■ **EXERCISE REQUIREMENTS**:
Your task is to gather the lines below that hold the string "page".

[start RECORDS SUPPLIED]

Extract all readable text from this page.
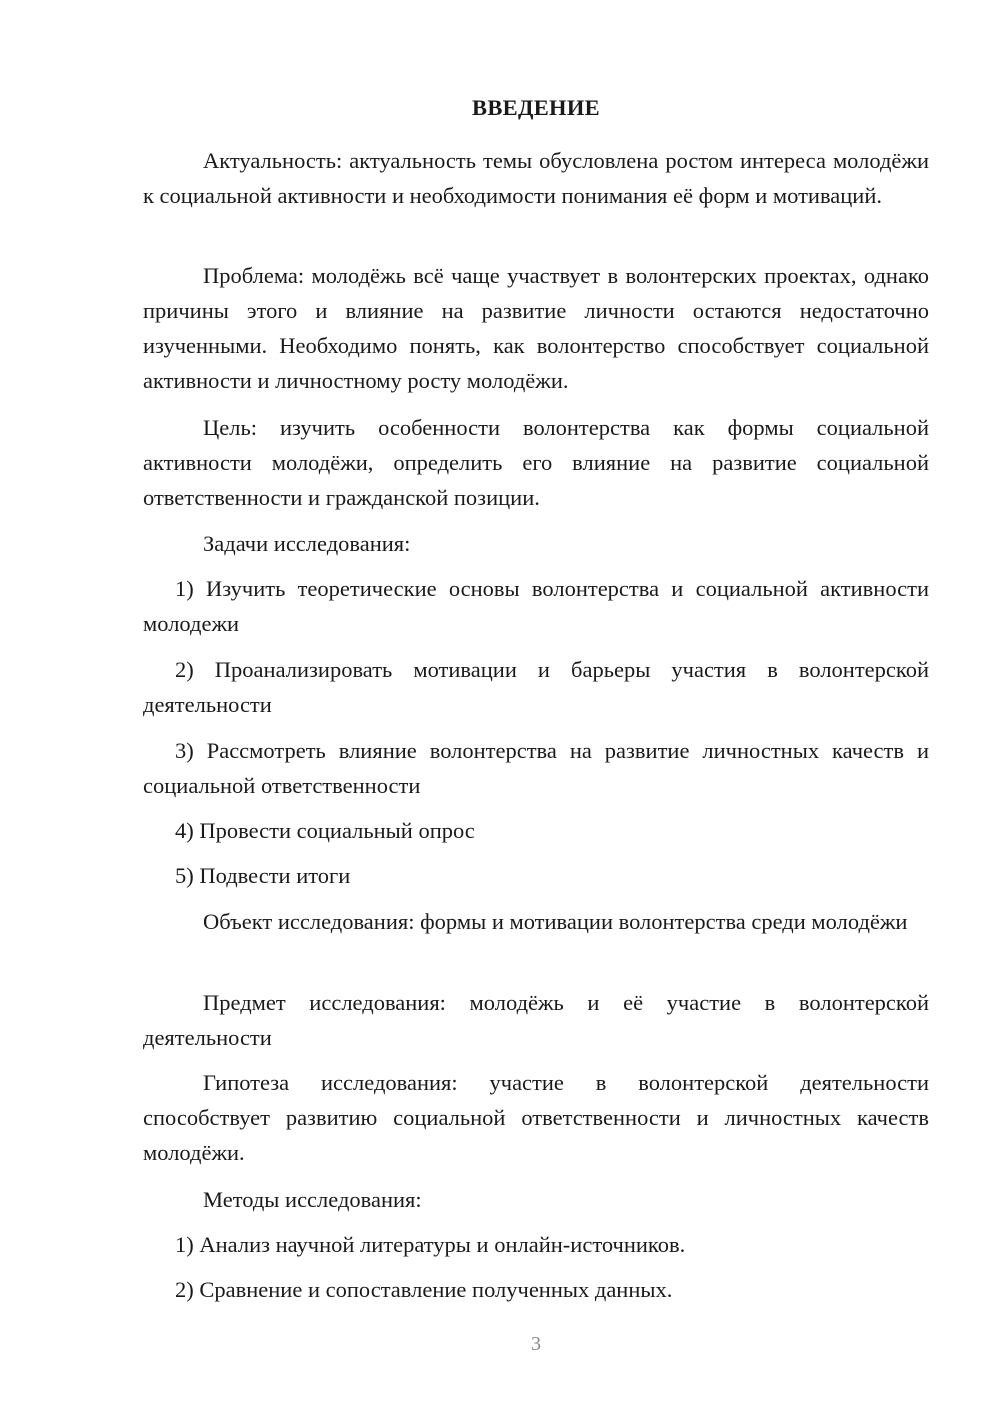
ВВЕДЕНИЕ

Актуальность: актуальность темы обусловлена ростом интереса молодёжи к социальной активности и необходимости понимания её форм и мотиваций.

Проблема: молодёжь всё чаще участвует в волонтерских проектах, однако причины этого и влияние на развитие личности остаются недостаточно изученными. Необходимо понять, как волонтерство способствует социальной активности и личностному росту молодёжи.

Цель: изучить особенности волонтерства как формы социальной активности молодёжи, определить его влияние на развитие социальной ответственности и гражданской позиции.

Задачи исследования:

1) Изучить теоретические основы волонтерства и социальной активности молодежи

2) Проанализировать мотивации и барьеры участия в волонтерской деятельности

3) Рассмотреть влияние волонтерства на развитие личностных качеств и социальной ответственности

4) Провести социальный опрос

5) Подвести итоги

Объект исследования: формы и мотивации волонтерства среди молодёжи

Предмет исследования: молодёжь и её участие в волонтерской деятельности

Гипотеза исследования: участие в волонтерской деятельности способствует развитию социальной ответственности и личностных качеств молодёжи.

Методы исследования:

1) Анализ научной литературы и онлайн-источников.

2) Сравнение и сопоставление полученных данных.

3
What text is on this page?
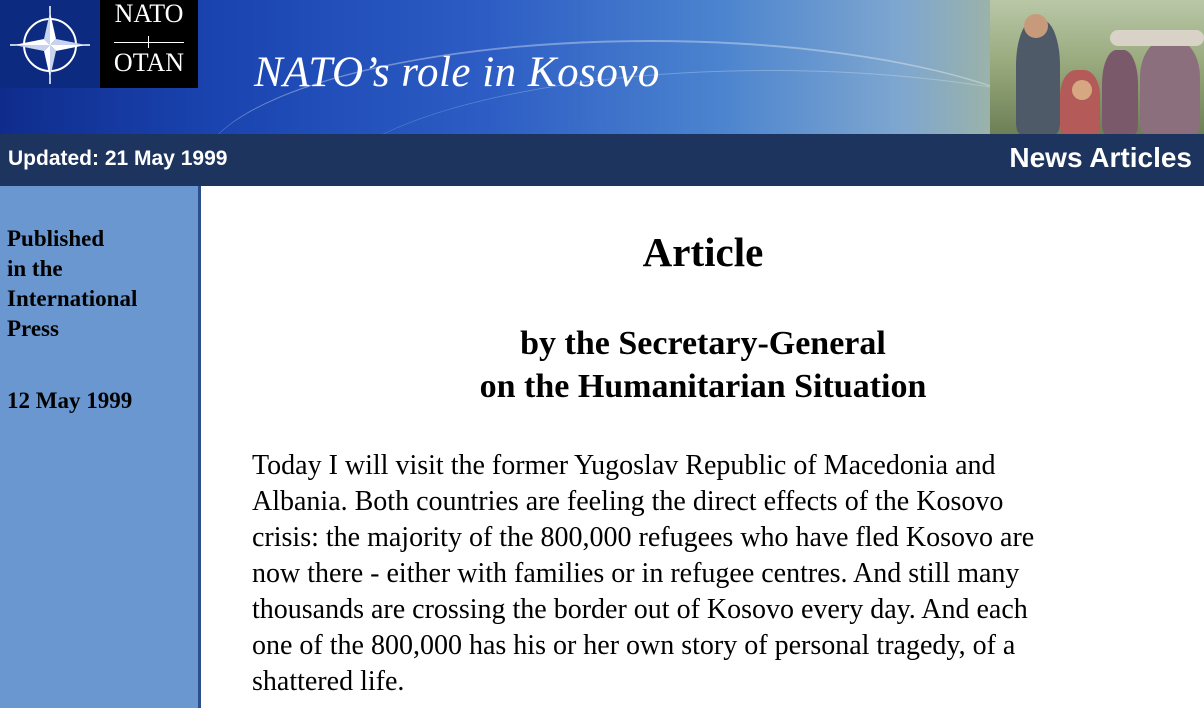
NATO
OTAN	NATO’s role in Kosovo
Updated: 21 May 1999	News Articles
Published
in the
International
Press
12 May 1999
Article
by the Secretary-General
on the Humanitarian Situation
Today I will visit the former Yugoslav Republic of Macedonia and
Albania. Both countries are feeling the direct effects of the Kosovo
crisis: the majority of the 800,000 refugees who have fled Kosovo are
now there - either with families or in refugee centres. And still many
thousands are crossing the border out of Kosovo every day. And each
one of the 800,000 has his or her own story of personal tragedy, of a
shattered life.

[end RECORDS SUPPLIED]

■ **SOLUTION TO THIS PROBLEM**:
Extract all readable text from this page.
What text is on this page?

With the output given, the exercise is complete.